Required work — Below is a block of records; return all of them exactly, but without the images.

Supplied material —
● ● ● ● ●
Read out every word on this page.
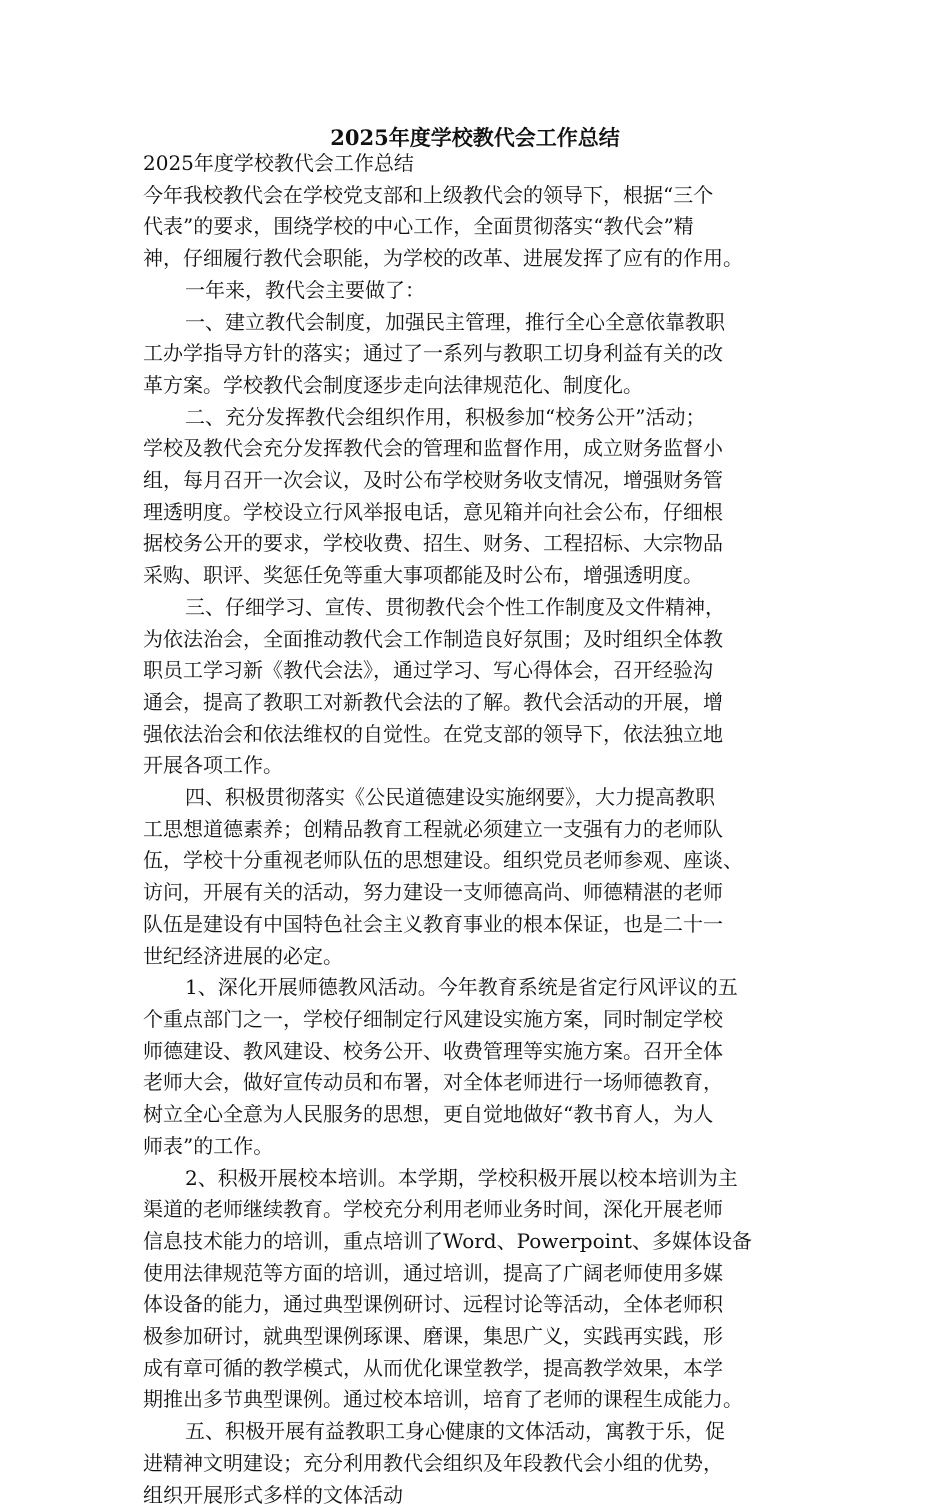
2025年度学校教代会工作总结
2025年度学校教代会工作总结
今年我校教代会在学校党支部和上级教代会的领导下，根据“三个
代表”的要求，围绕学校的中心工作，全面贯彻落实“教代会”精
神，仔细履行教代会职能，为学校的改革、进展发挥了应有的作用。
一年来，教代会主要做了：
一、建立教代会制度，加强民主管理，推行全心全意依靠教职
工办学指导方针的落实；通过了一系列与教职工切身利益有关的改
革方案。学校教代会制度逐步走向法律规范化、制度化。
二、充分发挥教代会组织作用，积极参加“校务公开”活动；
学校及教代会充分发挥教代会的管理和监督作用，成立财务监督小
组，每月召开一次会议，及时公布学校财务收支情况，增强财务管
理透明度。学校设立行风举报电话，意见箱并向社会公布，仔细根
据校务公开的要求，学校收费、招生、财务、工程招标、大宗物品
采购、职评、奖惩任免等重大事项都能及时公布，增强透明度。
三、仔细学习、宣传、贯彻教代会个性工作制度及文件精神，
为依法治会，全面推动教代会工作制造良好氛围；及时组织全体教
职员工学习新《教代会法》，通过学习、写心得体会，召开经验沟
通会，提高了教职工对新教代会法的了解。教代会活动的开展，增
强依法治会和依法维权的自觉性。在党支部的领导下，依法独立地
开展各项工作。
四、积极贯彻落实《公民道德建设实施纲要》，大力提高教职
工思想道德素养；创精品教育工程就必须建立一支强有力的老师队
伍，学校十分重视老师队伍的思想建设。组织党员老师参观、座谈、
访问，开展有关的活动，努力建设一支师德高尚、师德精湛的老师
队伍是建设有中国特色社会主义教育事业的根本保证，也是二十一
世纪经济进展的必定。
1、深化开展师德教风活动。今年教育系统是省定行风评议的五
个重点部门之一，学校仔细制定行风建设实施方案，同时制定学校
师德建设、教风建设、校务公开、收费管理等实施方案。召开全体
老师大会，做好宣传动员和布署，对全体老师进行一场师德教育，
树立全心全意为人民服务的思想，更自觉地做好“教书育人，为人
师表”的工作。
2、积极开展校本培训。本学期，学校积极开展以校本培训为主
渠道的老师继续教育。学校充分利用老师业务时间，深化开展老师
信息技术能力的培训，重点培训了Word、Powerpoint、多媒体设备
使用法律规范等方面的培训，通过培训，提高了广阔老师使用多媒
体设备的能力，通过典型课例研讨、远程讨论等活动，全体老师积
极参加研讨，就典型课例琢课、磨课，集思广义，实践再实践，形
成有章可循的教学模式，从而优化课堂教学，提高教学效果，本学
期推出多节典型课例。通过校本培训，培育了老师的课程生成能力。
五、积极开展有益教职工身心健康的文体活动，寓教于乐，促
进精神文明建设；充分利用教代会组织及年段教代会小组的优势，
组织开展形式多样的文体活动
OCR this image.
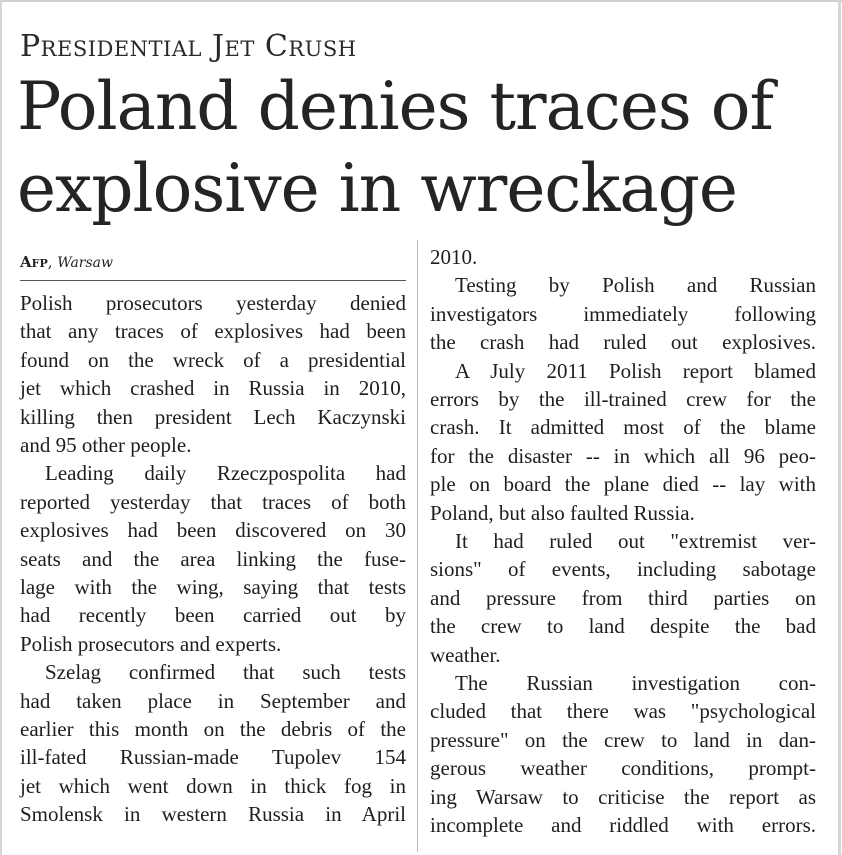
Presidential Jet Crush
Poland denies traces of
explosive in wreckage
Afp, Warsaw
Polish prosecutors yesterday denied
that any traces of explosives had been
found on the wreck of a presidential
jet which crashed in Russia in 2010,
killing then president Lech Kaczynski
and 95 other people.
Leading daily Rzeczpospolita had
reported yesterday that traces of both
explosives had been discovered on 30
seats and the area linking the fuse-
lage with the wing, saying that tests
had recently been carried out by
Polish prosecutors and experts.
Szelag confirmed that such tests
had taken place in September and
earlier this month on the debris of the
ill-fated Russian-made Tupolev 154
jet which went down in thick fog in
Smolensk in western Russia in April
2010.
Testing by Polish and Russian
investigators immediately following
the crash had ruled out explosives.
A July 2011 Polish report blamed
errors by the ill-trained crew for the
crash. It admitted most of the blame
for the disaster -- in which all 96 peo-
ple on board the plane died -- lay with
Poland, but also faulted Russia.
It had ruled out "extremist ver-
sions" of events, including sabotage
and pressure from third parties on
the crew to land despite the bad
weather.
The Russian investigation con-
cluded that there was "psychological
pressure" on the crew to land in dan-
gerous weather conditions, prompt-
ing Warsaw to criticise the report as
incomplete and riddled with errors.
● ● ● ● ●
Final result —
Read out every word on this page.
2025年度学校教代会工作总结
2025年度学校教代会工作总结
今年我校教代会在学校党支部和上级教代会的领导下，根据“三个
代表”的要求，围绕学校的中心工作，全面贯彻落实“教代会”精
神，仔细履行教代会职能，为学校的改革、进展发挥了应有的作用。
一年来，教代会主要做了：
一、建立教代会制度，加强民主管理，推行全心全意依靠教职
工办学指导方针的落实；通过了一系列与教职工切身利益有关的改
革方案。学校教代会制度逐步走向法律规范化、制度化。
二、充分发挥教代会组织作用，积极参加“校务公开”活动；
学校及教代会充分发挥教代会的管理和监督作用，成立财务监督小
组，每月召开一次会议，及时公布学校财务收支情况，增强财务管
理透明度。学校设立行风举报电话，意见箱并向社会公布，仔细根
据校务公开的要求，学校收费、招生、财务、工程招标、大宗物品
采购、职评、奖惩任免等重大事项都能及时公布，增强透明度。
三、仔细学习、宣传、贯彻教代会个性工作制度及文件精神，
为依法治会，全面推动教代会工作制造良好氛围；及时组织全体教
职员工学习新《教代会法》，通过学习、写心得体会，召开经验沟
通会，提高了教职工对新教代会法的了解。教代会活动的开展，增
强依法治会和依法维权的自觉性。在党支部的领导下，依法独立地
开展各项工作。
四、积极贯彻落实《公民道德建设实施纲要》，大力提高教职
工思想道德素养；创精品教育工程就必须建立一支强有力的老师队
伍，学校十分重视老师队伍的思想建设。组织党员老师参观、座谈、
访问，开展有关的活动，努力建设一支师德高尚、师德精湛的老师
队伍是建设有中国特色社会主义教育事业的根本保证，也是二十一
世纪经济进展的必定。
1、深化开展师德教风活动。今年教育系统是省定行风评议的五
个重点部门之一，学校仔细制定行风建设实施方案，同时制定学校
师德建设、教风建设、校务公开、收费管理等实施方案。召开全体
老师大会，做好宣传动员和布署，对全体老师进行一场师德教育，
树立全心全意为人民服务的思想，更自觉地做好“教书育人，为人
师表”的工作。
2、积极开展校本培训。本学期，学校积极开展以校本培训为主
渠道的老师继续教育。学校充分利用老师业务时间，深化开展老师
信息技术能力的培训，重点培训了Word、Powerpoint、多媒体设备
使用法律规范等方面的培训，通过培训，提高了广阔老师使用多媒
体设备的能力，通过典型课例研讨、远程讨论等活动，全体老师积
极参加研讨，就典型课例琢课、磨课，集思广义，实践再实践，形
成有章可循的教学模式，从而优化课堂教学，提高教学效果，本学
期推出多节典型课例。通过校本培训，培育了老师的课程生成能力。
五、积极开展有益教职工身心健康的文体活动，寓教于乐，促
进精神文明建设；充分利用教代会组织及年段教代会小组的优势，
组织开展形式多样的文体活动
OCR this image.
Presidential Jet Crush
Poland denies traces of
explosive in wreckage
Afp, Warsaw
Polish prosecutors yesterday denied
that any traces of explosives had been
found on the wreck of a presidential
jet which crashed in Russia in 2010,
killing then president Lech Kaczynski
and 95 other people.
Leading daily Rzeczpospolita had
reported yesterday that traces of both
explosives had been discovered on 30
seats and the area linking the fuse-
lage with the wing, saying that tests
had recently been carried out by
Polish prosecutors and experts.
Szelag confirmed that such tests
had taken place in September and
earlier this month on the debris of the
ill-fated Russian-made Tupolev 154
jet which went down in thick fog in
Smolensk in western Russia in April
2010.
Testing by Polish and Russian
investigators immediately following
the crash had ruled out explosives.
A July 2011 Polish report blamed
errors by the ill-trained crew for the
crash. It admitted most of the blame
for the disaster -- in which all 96 peo-
ple on board the plane died -- lay with
Poland, but also faulted Russia.
It had ruled out "extremist ver-
sions" of events, including sabotage
and pressure from third parties on
the crew to land despite the bad
weather.
The Russian investigation con-
cluded that there was "psychological
pressure" on the crew to land in dan-
gerous weather conditions, prompt-
ing Warsaw to criticise the report as
incomplete and riddled with errors.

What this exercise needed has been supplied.